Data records
^^^^^^^^
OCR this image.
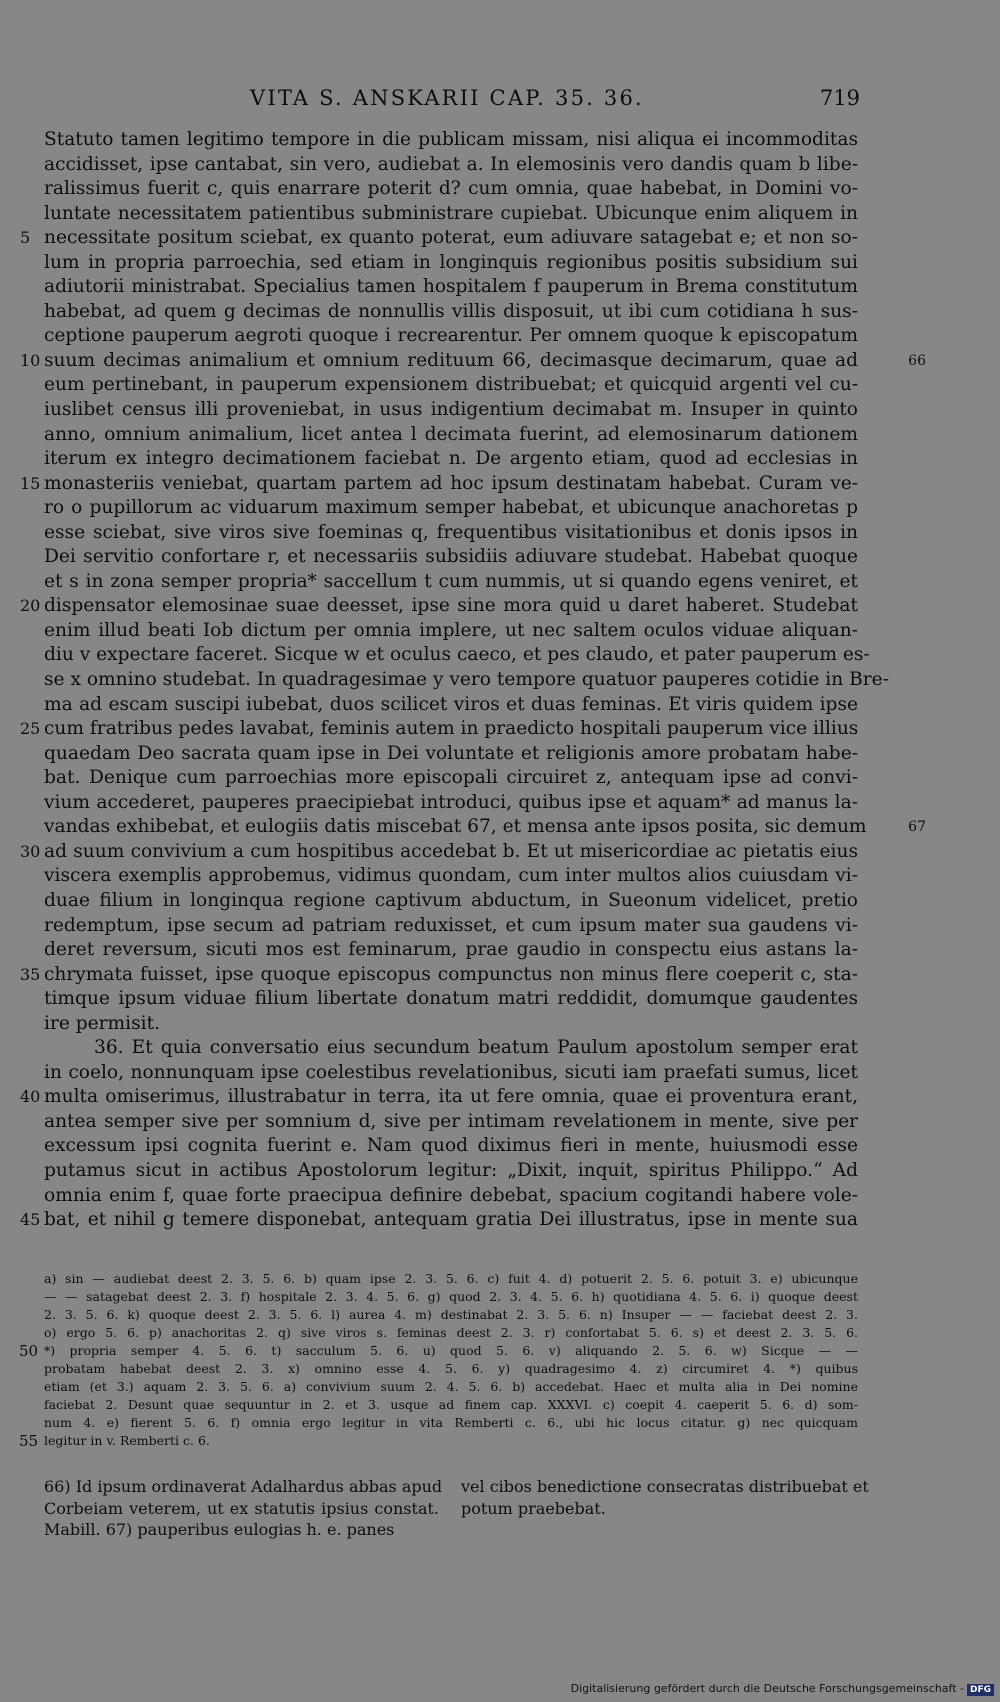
VITA S. ANSKARII CAP. 35. 36.	719
Statuto tamen legitimo tempore in die publicam missam, nisi aliqua ei incommoditas
accidisset, ipse cantabat, sin vero, audiebat a. In elemosinis vero dandis quam b libe-
ralissimus fuerit c, quis enarrare poterit d? cum omnia, quae habebat, in Domini vo-
luntate necessitatem patientibus subministrare cupiebat. Ubicunque enim aliquem in
necessitate positum sciebat, ex quanto poterat, eum adiuvare satagebat e; et non so-
5
lum in propria parroechia, sed etiam in longinquis regionibus positis subsidium sui
adiutorii ministrabat. Specialius tamen hospitalem f pauperum in Brema constitutum
habebat, ad quem g decimas de nonnullis villis disposuit, ut ibi cum cotidiana h sus-
ceptione pauperum aegroti quoque i recrearentur. Per omnem quoque k episcopatum
suum decimas animalium et omnium redituum 66, decimasque decimarum, quae ad
10	66
eum pertinebant, in pauperum expensionem distribuebat; et quicquid argenti vel cu-
iuslibet census illi proveniebat, in usus indigentium decimabat m. Insuper in quinto
anno, omnium animalium, licet antea l decimata fuerint, ad elemosinarum dationem
iterum ex integro decimationem faciebat n. De argento etiam, quod ad ecclesias in
monasteriis veniebat, quartam partem ad hoc ipsum destinatam habebat. Curam ve-
15
ro o pupillorum ac viduarum maximum semper habebat, et ubicunque anachoretas p
esse sciebat, sive viros sive foeminas q, frequentibus visitationibus et donis ipsos in
Dei servitio confortare r, et necessariis subsidiis adiuvare studebat. Habebat quoque
et s in zona semper propria* saccellum t cum nummis, ut si quando egens veniret, et
dispensator elemosinae suae deesset, ipse sine mora quid u daret haberet. Studebat
20
enim illud beati Iob dictum per omnia implere, ut nec saltem oculos viduae aliquan-
diu v expectare faceret. Sicque w et oculus caeco, et pes claudo, et pater pauperum es-
se x omnino studebat. In quadragesimae y vero tempore quatuor pauperes cotidie in Bre-
ma ad escam suscipi iubebat, duos scilicet viros et duas feminas. Et viris quidem ipse
cum fratribus pedes lavabat, feminis autem in praedicto hospitali pauperum vice illius
25
quaedam Deo sacrata quam ipse in Dei voluntate et religionis amore probatam habe-
bat. Denique cum parroechias more episcopali circuiret z, antequam ipse ad convi-
vium accederet, pauperes praecipiebat introduci, quibus ipse et aquam* ad manus la-
vandas exhibebat, et eulogiis datis miscebat 67, et mensa ante ipsos posita, sic demum	67
ad suum convivium a cum hospitibus accedebat b. Et ut misericordiae ac pietatis eius
30
viscera exemplis approbemus, vidimus quondam, cum inter multos alios cuiusdam vi-
duae filium in longinqua regione captivum abductum, in Sueonum videlicet, pretio
redemptum, ipse secum ad patriam reduxisset, et cum ipsum mater sua gaudens vi-
deret reversum, sicuti mos est feminarum, prae gaudio in conspectu eius astans la-
chrymata fuisset, ipse quoque episcopus compunctus non minus flere coeperit c, sta-
35
timque ipsum viduae filium libertate donatum matri reddidit, domumque gaudentes
ire permisit.
36. Et quia conversatio eius secundum beatum Paulum apostolum semper erat
in coelo, nonnunquam ipse coelestibus revelationibus, sicuti iam praefati sumus, licet
multa omiserimus, illustrabatur in terra, ita ut fere omnia, quae ei proventura erant,
40
antea semper sive per somnium d, sive per intimam revelationem in mente, sive per
excessum ipsi cognita fuerint e. Nam quod diximus fieri in mente, huiusmodi esse
putamus sicut in actibus Apostolorum legitur: „Dixit, inquit, spiritus Philippo.“ Ad
omnia enim f, quae forte praecipua definire debebat, spacium cogitandi habere vole-
bat, et nihil g temere disponebat, antequam gratia Dei illustratus, ipse in mente sua
45
a) sin — audiebat deest 2. 3. 5. 6. b) quam ipse 2. 3. 5. 6. c) fuit 4. d) potuerit 2. 5. 6. potuit 3. e) ubicunque
— — satagebat deest 2. 3. f) hospitale 2. 3. 4. 5. 6. g) quod 2. 3. 4. 5. 6. h) quotidiana 4. 5. 6. i) quoque deest
2. 3. 5. 6. k) quoque deest 2. 3. 5. 6. l) aurea 4. m) destinabat 2. 3. 5. 6. n) Insuper — — faciebat deest 2. 3.
o) ergo 5. 6. p) anachoritas 2. q) sive viros s. feminas deest 2. 3. r) confortabat 5. 6. s) et deest 2. 3. 5. 6.
*) propria semper 4. 5. 6. t) sacculum 5. 6. u) quod 5. 6. v) aliquando 2. 5. 6. w) Sicque — —
50
probatam habebat deest 2. 3. x) omnino esse 4. 5. 6. y) quadragesimo 4. z) circumiret 4. *) quibus
etiam (et 3.) aquam 2. 3. 5. 6. a) convivium suum 2. 4. 5. 6. b) accedebat. Haec et multa alia in Dei nomine
faciebat 2. Desunt quae sequuntur in 2. et 3. usque ad finem cap. XXXVI. c) coepit 4. caeperit 5. 6. d) som-
num 4. e) fierent 5. 6. f) omnia ergo legitur in vita Remberti c. 6., ubi hic locus citatur. g) nec quicquam
legitur in v. Remberti c. 6.
55
66) Id ipsum ordinaverat Adalhardus abbas apud
Corbeiam veterem, ut ex statutis ipsius constat.
Mabill. 67) pauperibus eulogias h. e. panes
vel cibos benedictione consecratas distribuebat et
potum praebebat.
Digitalisierung gefördert durch die Deutsche Forschungsgemeinschaft - DFG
^^^^^^^^
Job: Determine the number of lines in the listing that contain the string "tempore". Write that number and nothing else.

The completed task: 2